▶ Requirements: Copy out each line of the data that holds the word "JSON".

+ + + + +

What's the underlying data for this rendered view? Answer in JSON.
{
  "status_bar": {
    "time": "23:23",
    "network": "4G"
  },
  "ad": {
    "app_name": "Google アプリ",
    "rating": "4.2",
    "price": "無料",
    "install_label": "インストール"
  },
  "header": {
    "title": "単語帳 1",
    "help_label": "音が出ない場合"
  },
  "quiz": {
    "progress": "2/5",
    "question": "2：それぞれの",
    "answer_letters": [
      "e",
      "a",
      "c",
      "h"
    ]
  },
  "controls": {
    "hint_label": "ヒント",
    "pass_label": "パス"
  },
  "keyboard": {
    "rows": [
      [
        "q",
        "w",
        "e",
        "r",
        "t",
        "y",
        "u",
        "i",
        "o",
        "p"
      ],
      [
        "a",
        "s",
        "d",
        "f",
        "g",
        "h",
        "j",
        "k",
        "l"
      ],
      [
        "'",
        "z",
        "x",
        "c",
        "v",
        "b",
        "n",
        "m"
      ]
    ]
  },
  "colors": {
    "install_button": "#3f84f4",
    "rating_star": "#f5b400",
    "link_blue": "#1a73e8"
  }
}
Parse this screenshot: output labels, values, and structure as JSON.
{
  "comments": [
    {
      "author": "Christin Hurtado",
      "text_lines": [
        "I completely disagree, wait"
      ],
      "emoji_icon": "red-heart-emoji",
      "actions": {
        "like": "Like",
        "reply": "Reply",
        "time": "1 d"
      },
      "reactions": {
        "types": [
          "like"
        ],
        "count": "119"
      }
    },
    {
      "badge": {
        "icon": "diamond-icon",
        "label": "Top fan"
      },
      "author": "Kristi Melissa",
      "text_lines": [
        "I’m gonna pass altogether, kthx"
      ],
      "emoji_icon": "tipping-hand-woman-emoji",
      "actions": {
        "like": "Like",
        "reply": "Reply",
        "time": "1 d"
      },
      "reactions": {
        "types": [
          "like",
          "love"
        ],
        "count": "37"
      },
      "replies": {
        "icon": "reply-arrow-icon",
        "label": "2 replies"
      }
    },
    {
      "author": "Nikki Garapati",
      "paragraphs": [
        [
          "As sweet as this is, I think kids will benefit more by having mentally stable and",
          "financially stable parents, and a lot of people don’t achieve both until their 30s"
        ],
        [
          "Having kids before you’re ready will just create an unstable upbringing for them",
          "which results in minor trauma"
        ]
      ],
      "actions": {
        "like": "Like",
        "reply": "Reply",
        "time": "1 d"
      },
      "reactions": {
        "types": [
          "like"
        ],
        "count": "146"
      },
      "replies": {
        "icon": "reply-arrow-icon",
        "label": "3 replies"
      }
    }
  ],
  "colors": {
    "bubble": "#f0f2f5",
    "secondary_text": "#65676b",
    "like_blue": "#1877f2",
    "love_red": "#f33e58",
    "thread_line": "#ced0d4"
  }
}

+ + + + +

▶ The answer:
What's the underlying data for this rendered view? Answer in JSON.
Parse this screenshot: output labels, values, and structure as JSON.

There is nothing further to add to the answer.